- Task goal: Tell me how many lines hold "title", please, using only the number.

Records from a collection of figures
-.-.-
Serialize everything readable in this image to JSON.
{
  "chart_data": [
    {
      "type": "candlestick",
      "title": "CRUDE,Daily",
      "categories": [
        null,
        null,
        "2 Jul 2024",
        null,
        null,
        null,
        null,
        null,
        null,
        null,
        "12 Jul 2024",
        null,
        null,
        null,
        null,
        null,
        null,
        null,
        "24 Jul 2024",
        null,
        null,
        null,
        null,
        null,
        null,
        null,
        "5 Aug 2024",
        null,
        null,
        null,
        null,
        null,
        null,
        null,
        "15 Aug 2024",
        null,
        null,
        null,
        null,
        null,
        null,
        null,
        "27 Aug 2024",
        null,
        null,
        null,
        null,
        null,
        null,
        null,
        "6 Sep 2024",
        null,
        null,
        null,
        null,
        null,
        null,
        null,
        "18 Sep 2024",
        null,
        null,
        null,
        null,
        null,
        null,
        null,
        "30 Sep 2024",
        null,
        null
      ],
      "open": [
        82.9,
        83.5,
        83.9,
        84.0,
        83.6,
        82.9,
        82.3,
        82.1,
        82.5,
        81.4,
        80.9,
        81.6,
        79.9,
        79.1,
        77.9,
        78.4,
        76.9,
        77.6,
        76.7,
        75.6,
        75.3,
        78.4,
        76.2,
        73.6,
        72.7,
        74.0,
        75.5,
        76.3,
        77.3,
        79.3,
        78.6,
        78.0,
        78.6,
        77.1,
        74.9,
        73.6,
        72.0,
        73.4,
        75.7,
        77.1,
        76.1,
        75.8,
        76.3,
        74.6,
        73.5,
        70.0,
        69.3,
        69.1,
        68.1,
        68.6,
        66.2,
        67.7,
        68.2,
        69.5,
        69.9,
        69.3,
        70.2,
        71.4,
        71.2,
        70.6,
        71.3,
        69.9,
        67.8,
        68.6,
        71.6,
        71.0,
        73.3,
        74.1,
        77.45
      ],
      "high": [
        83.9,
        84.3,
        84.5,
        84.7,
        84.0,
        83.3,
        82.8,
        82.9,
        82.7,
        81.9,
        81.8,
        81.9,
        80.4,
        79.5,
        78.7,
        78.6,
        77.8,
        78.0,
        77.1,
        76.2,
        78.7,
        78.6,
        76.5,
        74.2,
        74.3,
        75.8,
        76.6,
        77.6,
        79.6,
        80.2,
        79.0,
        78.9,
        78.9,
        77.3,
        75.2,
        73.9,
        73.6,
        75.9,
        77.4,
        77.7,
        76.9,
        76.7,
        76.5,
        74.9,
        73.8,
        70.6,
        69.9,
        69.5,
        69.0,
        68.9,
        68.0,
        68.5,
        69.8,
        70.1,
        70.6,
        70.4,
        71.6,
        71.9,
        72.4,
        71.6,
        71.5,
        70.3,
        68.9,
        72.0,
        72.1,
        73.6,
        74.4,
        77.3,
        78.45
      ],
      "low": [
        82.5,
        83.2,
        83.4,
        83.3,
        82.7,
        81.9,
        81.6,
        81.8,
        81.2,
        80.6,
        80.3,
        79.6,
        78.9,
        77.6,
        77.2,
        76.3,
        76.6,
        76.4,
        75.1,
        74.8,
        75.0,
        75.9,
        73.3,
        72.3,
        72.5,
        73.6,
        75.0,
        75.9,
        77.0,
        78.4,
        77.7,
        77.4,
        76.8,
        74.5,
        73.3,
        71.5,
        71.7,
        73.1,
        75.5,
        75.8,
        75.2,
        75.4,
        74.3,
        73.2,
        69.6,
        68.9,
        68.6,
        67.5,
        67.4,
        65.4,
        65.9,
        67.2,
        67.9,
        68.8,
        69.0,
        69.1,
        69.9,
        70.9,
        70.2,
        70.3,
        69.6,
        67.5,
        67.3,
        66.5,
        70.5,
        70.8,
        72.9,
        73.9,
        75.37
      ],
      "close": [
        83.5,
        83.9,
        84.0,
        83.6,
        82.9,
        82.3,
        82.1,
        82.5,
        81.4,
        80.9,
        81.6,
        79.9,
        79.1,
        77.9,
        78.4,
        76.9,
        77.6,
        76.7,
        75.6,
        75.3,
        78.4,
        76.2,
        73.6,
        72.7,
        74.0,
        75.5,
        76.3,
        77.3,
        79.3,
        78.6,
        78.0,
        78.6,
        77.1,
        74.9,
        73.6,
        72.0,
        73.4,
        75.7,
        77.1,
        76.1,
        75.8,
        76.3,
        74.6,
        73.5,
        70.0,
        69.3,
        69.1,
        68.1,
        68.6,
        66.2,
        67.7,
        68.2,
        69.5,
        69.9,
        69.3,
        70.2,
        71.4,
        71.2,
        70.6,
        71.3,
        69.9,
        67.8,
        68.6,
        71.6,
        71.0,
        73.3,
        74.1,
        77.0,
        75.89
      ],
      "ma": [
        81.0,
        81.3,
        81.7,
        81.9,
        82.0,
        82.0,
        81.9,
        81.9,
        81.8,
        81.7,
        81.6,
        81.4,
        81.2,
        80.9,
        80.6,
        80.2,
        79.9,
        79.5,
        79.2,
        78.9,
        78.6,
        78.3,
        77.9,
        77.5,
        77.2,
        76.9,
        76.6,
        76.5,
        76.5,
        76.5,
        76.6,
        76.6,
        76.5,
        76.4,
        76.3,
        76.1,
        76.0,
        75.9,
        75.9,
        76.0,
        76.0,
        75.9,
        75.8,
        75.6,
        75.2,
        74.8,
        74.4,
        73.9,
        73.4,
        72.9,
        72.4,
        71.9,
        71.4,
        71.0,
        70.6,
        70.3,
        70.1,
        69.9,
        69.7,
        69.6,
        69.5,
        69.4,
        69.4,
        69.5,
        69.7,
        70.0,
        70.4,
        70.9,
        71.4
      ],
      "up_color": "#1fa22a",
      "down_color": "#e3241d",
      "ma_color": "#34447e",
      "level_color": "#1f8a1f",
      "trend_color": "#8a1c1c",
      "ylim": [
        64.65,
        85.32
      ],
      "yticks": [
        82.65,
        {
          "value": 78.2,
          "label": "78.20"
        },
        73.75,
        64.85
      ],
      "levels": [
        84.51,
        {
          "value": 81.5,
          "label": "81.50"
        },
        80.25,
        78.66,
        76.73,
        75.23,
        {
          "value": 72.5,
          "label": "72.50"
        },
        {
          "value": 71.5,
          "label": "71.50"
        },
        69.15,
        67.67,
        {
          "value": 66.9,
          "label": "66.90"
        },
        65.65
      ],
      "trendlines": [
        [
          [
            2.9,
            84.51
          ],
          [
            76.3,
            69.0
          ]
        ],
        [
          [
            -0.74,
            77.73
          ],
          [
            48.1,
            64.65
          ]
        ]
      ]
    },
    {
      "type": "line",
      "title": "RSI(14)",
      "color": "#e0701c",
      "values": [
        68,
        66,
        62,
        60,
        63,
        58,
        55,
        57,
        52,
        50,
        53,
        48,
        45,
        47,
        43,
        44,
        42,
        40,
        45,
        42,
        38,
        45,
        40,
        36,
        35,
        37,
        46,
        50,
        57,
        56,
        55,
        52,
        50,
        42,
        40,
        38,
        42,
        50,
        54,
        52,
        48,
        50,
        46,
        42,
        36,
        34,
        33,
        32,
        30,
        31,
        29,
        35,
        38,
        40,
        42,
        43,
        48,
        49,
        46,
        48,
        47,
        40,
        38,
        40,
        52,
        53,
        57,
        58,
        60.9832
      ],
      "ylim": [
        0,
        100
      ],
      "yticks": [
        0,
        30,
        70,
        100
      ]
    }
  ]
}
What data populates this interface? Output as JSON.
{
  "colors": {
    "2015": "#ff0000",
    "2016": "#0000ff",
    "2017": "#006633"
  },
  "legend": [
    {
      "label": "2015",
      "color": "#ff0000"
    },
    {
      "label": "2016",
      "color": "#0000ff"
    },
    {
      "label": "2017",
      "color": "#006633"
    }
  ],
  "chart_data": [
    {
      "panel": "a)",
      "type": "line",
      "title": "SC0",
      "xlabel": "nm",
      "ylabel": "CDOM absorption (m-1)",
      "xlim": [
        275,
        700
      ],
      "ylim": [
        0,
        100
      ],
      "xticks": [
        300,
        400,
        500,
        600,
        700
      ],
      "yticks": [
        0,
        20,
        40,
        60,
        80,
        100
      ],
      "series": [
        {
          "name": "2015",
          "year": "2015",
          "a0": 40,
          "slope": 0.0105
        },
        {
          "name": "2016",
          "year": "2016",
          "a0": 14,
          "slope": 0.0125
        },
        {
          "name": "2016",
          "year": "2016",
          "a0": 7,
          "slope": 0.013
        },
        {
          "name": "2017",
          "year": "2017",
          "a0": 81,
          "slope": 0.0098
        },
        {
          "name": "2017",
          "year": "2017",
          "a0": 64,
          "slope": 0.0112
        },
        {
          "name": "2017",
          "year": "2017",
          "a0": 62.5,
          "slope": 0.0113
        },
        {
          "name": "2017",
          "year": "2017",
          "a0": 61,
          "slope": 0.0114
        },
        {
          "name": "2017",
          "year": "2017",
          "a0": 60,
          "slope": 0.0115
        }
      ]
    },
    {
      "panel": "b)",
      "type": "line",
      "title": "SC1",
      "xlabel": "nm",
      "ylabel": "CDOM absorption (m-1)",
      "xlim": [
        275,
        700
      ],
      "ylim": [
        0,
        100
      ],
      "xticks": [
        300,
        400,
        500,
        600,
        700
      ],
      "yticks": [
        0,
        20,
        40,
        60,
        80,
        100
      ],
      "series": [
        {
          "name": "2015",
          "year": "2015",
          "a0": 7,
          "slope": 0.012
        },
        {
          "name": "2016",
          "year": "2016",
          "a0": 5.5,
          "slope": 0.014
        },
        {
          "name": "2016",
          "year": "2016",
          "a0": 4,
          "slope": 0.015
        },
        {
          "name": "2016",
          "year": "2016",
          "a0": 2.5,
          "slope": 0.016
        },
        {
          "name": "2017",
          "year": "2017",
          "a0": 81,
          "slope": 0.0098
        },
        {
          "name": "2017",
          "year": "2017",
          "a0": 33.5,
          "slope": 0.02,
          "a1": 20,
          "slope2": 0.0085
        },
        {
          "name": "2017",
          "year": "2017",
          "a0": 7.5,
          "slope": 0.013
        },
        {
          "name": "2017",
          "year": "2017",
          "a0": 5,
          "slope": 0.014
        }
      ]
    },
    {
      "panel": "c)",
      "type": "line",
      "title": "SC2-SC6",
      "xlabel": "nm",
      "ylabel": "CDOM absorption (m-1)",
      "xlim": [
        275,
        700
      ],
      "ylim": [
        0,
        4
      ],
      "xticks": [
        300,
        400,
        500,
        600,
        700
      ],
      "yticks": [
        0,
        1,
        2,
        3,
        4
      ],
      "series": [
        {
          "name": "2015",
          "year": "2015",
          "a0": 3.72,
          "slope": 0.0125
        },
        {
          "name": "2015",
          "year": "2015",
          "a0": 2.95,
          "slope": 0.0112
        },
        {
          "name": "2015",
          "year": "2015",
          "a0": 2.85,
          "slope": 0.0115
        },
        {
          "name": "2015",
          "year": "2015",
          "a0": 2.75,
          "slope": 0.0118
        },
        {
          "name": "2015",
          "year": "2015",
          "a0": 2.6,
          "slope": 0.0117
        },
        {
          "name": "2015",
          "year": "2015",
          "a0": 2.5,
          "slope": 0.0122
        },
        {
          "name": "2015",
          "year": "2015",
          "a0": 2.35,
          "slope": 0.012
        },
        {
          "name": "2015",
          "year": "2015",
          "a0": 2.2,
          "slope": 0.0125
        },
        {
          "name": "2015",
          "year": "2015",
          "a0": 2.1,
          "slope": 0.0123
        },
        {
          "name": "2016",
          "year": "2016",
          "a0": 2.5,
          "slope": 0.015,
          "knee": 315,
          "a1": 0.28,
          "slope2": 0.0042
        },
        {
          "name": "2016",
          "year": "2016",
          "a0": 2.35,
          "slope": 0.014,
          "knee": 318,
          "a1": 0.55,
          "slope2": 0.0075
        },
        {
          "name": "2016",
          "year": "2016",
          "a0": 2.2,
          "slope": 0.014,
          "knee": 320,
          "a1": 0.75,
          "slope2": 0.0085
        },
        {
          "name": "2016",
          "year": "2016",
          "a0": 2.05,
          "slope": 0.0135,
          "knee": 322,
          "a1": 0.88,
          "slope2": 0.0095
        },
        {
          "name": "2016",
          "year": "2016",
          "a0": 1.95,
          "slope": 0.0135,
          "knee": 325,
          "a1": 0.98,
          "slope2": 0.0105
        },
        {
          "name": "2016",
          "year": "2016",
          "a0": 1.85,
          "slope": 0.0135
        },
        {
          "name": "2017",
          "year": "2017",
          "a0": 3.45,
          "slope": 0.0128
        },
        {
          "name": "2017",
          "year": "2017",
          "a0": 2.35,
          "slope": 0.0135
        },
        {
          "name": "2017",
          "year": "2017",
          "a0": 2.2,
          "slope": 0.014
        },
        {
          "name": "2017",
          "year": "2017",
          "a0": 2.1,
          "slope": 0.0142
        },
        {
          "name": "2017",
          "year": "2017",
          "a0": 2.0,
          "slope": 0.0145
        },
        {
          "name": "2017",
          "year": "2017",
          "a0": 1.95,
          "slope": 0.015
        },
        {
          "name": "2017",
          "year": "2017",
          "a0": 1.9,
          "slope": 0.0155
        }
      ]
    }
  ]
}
-.-.-
- Full solution: 5